Given request ▸
Extract each of the lines below that contains the string "january", and reproduce them in full.

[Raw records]

>>>>

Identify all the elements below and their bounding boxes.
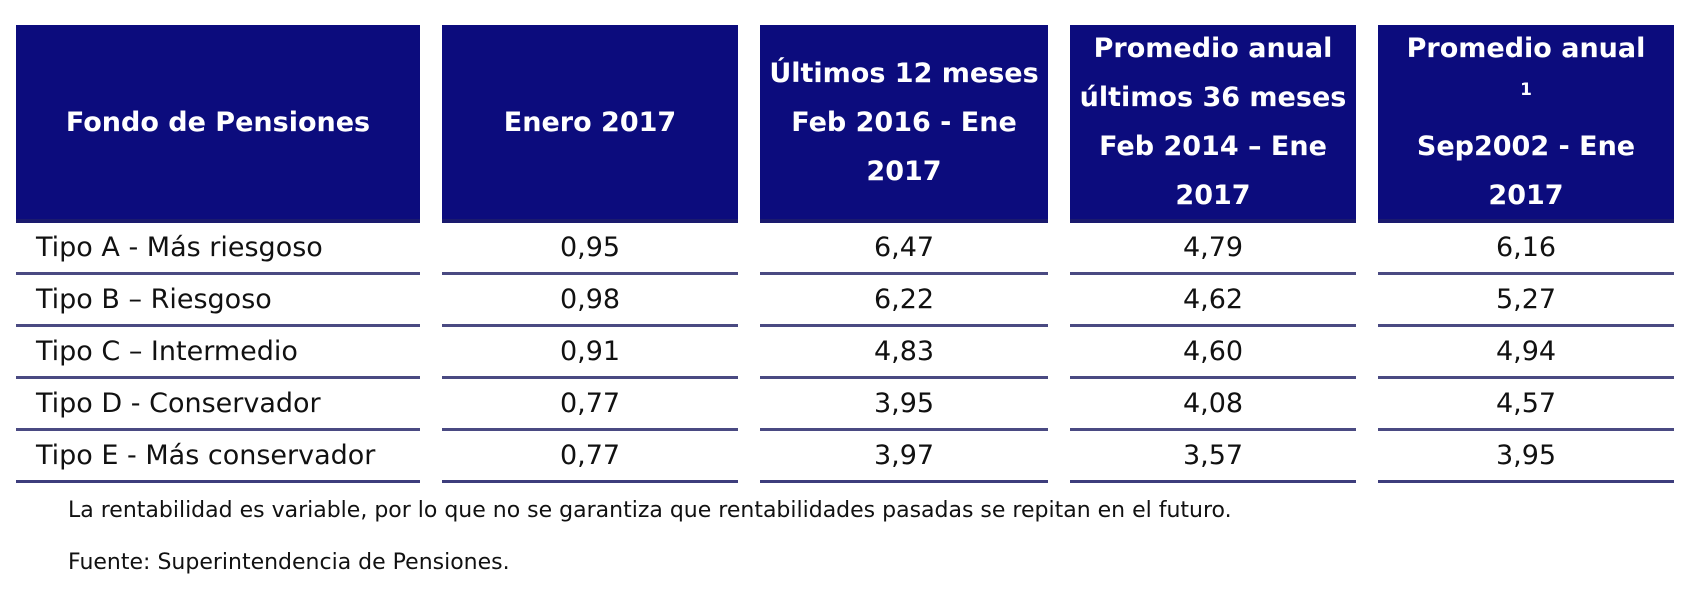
header-last-12-months: Últimos 12 meses Feb 2016 - Ene 2017 bbox=[760, 25, 1048, 223]
value-avg-since-2002: 6,16 bbox=[1378, 223, 1674, 275]
table-row: Tipo C – Intermedio 0,91 4,83 4,60 4,94 bbox=[16, 327, 1686, 379]
header-12m-line-2: Feb 2016 - Ene bbox=[791, 106, 1017, 138]
value-avg-36-months: 4,60 bbox=[1070, 327, 1356, 379]
value-last-12-months: 4,83 bbox=[760, 327, 1048, 379]
value-last-12-months: 6,47 bbox=[760, 223, 1048, 275]
fund-name: Tipo A - Más riesgoso bbox=[16, 223, 420, 275]
header-36m-line-4: 2017 bbox=[1175, 180, 1251, 211]
table-row: Tipo B – Riesgoso 0,98 6,22 4,62 5,27 bbox=[16, 275, 1686, 327]
header-avg-36-months: Promedio anual últimos 36 meses Feb 2014… bbox=[1070, 25, 1356, 223]
value-last-12-months: 6,22 bbox=[760, 275, 1048, 327]
footnote-marker: 1 bbox=[1520, 80, 1532, 100]
header-36m-line-3: Feb 2014 – Ene bbox=[1099, 131, 1327, 162]
value-january-2017: 0,77 bbox=[442, 379, 738, 431]
header-12m-line-1: Últimos 12 meses bbox=[769, 57, 1039, 89]
header-fund-line: Fondo de Pensiones bbox=[65, 106, 371, 138]
value-avg-since-2002: 3,95 bbox=[1378, 431, 1674, 483]
header-since-line-1: Promedio anual 1 bbox=[1407, 24, 1646, 122]
returns-table: Fondo de Pensiones Enero 2017 Últimos 12… bbox=[16, 25, 1686, 483]
value-avg-since-2002: 4,57 bbox=[1378, 379, 1674, 431]
header-fund: Fondo de Pensiones bbox=[16, 25, 420, 223]
disclaimer-note: La rentabilidad es variable, por lo que … bbox=[68, 498, 1232, 523]
header-12m-line-3: 2017 bbox=[866, 155, 942, 187]
table-row: Tipo D - Conservador 0,77 3,95 4,08 4,57 bbox=[16, 379, 1686, 431]
value-avg-36-months: 4,08 bbox=[1070, 379, 1356, 431]
value-avg-since-2002: 5,27 bbox=[1378, 275, 1674, 327]
header-since-line-1-text: Promedio anual bbox=[1406, 33, 1646, 64]
fund-name: Tipo C – Intermedio bbox=[16, 327, 420, 379]
header-since-line-2: Sep2002 - Ene bbox=[1416, 131, 1636, 162]
header-36m-line-2: últimos 36 meses bbox=[1079, 82, 1347, 113]
value-january-2017: 0,95 bbox=[442, 223, 738, 275]
value-last-12-months: 3,95 bbox=[760, 379, 1048, 431]
header-avg-since-2002: Promedio anual 1 Sep2002 - Ene 2017 bbox=[1378, 25, 1674, 223]
fund-name: Tipo D - Conservador bbox=[16, 379, 420, 431]
fund-name: Tipo B – Riesgoso bbox=[16, 275, 420, 327]
header-since-line-3: 2017 bbox=[1488, 180, 1564, 211]
value-avg-since-2002: 4,94 bbox=[1378, 327, 1674, 379]
value-january-2017: 0,91 bbox=[442, 327, 738, 379]
header-january-line: Enero 2017 bbox=[503, 106, 677, 138]
value-last-12-months: 3,97 bbox=[760, 431, 1048, 483]
fund-name: Tipo E - Más conservador bbox=[16, 431, 420, 483]
table-row: Tipo A - Más riesgoso 0,95 6,47 4,79 6,1… bbox=[16, 223, 1686, 275]
value-january-2017: 0,98 bbox=[442, 275, 738, 327]
header-january-2017: Enero 2017 bbox=[442, 25, 738, 223]
table-header-row: Fondo de Pensiones Enero 2017 Últimos 12… bbox=[16, 25, 1686, 223]
value-avg-36-months: 4,62 bbox=[1070, 275, 1356, 327]
source-note: Fuente: Superintendencia de Pensiones. bbox=[68, 550, 510, 575]
value-avg-36-months: 4,79 bbox=[1070, 223, 1356, 275]
header-36m-line-1: Promedio anual bbox=[1093, 33, 1333, 64]
value-january-2017: 0,77 bbox=[442, 431, 738, 483]
value-avg-36-months: 3,57 bbox=[1070, 431, 1356, 483]
table-row: Tipo E - Más conservador 0,77 3,97 3,57 … bbox=[16, 431, 1686, 483]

<<<<

Written response ▸
value-january-2017: 0,77 bbox=[442, 379, 738, 431]
value-january-2017: 0,95 bbox=[442, 223, 738, 275]
value-january-2017: 0,91 bbox=[442, 327, 738, 379]
header-january-line: Enero 2017 bbox=[503, 106, 677, 138]
value-january-2017: 0,98 bbox=[442, 275, 738, 327]
header-january-2017: Enero 2017 bbox=[442, 25, 738, 223]
value-january-2017: 0,77 bbox=[442, 431, 738, 483]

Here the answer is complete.